Exercise – Below is a block of records. Copy every line in it that contains the word "SINGLE".

Information supplied –
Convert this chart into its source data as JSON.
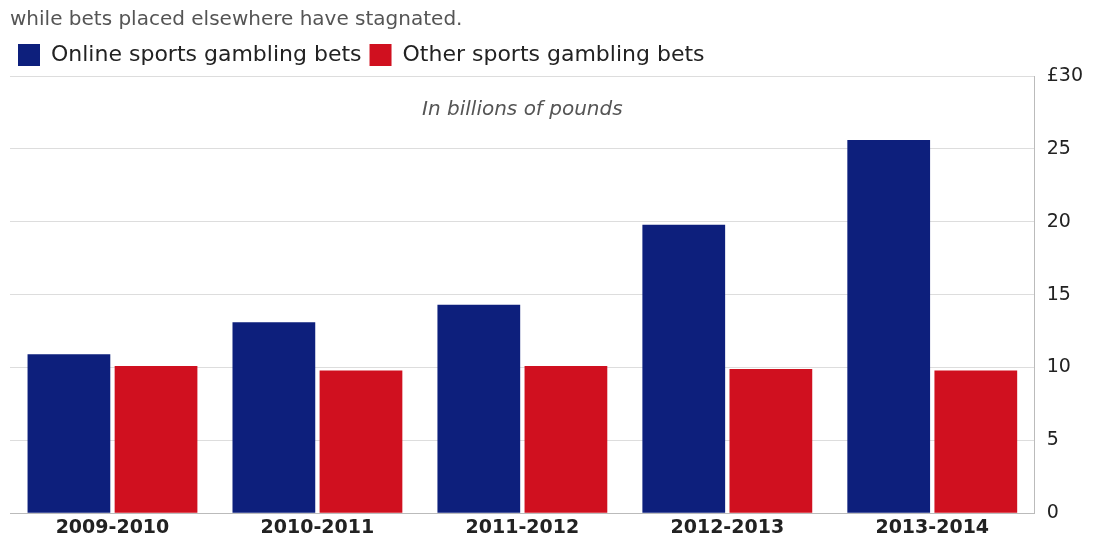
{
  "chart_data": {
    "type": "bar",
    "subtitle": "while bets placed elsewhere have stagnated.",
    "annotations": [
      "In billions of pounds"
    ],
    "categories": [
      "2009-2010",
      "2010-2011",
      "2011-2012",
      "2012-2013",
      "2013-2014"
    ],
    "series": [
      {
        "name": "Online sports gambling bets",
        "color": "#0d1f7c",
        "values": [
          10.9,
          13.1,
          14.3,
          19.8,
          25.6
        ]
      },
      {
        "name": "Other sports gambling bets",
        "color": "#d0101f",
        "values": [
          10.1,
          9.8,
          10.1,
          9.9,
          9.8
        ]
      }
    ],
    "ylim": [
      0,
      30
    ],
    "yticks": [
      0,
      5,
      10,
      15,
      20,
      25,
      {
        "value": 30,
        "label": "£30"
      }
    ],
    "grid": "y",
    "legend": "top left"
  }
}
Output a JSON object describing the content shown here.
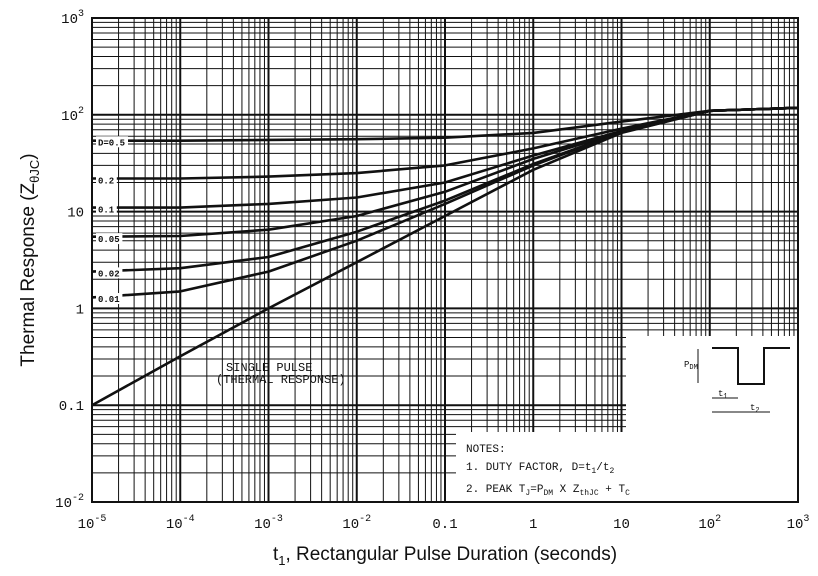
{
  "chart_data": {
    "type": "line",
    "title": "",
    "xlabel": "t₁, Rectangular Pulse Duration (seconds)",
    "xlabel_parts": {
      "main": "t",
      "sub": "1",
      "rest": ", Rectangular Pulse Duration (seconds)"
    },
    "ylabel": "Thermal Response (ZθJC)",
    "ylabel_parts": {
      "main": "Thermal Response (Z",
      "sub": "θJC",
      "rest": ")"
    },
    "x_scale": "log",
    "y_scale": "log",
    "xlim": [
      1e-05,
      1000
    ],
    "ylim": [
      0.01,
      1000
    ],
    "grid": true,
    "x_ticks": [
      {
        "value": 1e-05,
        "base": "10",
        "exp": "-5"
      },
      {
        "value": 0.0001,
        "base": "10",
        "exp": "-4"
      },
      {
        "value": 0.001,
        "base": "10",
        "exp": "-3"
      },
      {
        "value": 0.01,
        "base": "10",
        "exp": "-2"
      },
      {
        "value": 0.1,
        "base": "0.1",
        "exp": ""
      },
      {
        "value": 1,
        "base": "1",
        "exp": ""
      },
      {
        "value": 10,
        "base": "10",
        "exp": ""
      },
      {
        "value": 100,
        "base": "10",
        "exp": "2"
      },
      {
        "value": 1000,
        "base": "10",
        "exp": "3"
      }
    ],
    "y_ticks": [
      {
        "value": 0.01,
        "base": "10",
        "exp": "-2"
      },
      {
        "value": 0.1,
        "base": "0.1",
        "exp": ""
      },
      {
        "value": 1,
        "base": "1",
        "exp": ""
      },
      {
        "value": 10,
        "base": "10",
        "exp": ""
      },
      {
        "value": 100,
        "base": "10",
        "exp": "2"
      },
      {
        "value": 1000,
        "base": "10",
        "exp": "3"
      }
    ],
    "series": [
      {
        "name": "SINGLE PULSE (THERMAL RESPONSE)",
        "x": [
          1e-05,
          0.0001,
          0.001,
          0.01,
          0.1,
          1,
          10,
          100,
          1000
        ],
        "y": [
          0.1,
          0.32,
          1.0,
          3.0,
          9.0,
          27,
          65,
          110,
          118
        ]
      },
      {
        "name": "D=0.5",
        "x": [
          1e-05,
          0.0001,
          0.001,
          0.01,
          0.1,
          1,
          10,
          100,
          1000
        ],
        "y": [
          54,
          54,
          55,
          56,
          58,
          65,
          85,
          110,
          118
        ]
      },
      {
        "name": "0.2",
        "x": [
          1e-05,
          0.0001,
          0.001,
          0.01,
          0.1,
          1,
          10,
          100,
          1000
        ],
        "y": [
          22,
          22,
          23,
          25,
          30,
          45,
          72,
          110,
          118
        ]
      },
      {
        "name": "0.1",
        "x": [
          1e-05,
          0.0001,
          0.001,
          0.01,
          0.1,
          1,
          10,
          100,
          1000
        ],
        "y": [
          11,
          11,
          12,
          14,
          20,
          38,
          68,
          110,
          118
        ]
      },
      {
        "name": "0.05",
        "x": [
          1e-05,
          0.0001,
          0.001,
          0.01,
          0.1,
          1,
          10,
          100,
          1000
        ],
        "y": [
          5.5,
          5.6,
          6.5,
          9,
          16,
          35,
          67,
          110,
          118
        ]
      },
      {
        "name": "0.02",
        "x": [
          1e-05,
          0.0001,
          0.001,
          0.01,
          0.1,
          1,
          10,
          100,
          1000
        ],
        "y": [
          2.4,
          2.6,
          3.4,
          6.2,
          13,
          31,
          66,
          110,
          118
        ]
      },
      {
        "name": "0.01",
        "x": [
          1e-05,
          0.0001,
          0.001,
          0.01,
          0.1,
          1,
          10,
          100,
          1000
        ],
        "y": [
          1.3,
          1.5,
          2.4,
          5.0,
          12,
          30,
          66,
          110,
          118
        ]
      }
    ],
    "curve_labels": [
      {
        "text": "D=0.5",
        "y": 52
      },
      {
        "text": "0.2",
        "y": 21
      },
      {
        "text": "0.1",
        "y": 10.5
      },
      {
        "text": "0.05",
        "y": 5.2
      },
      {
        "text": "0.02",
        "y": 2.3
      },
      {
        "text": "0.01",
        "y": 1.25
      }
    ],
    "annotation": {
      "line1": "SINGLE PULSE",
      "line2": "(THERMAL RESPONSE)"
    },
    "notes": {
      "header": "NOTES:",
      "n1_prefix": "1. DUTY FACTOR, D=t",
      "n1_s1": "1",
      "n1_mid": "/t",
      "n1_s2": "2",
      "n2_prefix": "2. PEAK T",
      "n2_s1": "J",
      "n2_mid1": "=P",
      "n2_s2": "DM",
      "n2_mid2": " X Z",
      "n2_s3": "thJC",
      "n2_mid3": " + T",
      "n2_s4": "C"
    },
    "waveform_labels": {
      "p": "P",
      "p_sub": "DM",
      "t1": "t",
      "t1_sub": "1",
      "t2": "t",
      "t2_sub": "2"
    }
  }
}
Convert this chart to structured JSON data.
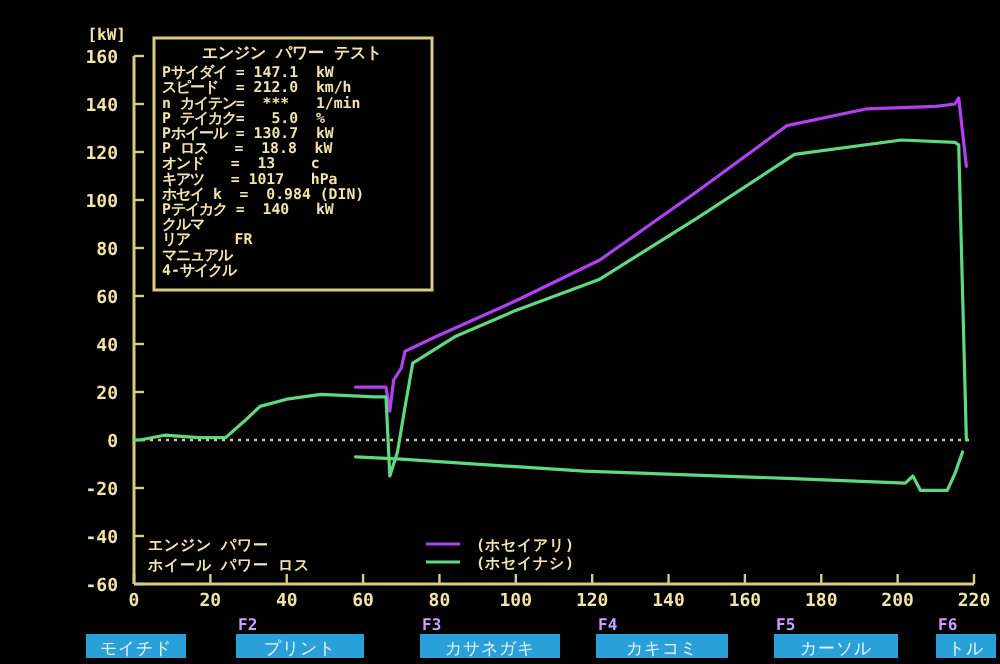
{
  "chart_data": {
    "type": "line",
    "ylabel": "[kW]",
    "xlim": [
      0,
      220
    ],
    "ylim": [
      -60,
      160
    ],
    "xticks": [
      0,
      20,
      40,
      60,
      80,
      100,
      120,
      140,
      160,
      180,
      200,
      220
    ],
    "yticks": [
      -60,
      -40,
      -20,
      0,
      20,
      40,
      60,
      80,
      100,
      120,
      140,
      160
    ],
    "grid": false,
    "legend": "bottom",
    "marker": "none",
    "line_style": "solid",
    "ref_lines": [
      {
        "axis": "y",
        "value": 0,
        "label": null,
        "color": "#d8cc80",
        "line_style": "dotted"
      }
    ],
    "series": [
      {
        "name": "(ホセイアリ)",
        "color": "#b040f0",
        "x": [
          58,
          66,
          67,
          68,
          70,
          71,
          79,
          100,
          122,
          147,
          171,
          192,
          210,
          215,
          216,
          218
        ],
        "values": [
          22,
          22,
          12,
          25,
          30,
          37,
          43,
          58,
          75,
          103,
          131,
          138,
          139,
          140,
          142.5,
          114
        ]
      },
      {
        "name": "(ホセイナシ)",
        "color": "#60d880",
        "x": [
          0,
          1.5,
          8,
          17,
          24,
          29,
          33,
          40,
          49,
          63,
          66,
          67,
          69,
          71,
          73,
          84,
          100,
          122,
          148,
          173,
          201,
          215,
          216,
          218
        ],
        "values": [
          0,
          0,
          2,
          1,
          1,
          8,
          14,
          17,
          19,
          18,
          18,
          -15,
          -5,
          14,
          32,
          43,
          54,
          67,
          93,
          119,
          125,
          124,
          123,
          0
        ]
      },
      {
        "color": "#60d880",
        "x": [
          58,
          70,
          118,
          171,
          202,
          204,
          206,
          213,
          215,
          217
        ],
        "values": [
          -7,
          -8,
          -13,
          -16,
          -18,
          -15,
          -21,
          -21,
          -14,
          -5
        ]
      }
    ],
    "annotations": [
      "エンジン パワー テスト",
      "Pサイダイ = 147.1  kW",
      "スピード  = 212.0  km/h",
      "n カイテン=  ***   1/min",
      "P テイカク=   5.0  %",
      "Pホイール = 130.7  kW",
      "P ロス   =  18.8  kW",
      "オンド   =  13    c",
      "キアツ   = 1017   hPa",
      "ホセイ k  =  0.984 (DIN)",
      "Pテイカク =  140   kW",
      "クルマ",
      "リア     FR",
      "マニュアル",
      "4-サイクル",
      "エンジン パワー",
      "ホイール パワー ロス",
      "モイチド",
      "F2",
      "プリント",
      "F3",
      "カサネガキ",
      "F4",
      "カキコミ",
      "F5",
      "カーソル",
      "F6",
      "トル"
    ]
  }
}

Result below –
        "name": "SINGLE PULSE (THERMAL RESPONSE)",
      "line1": "SINGLE PULSE",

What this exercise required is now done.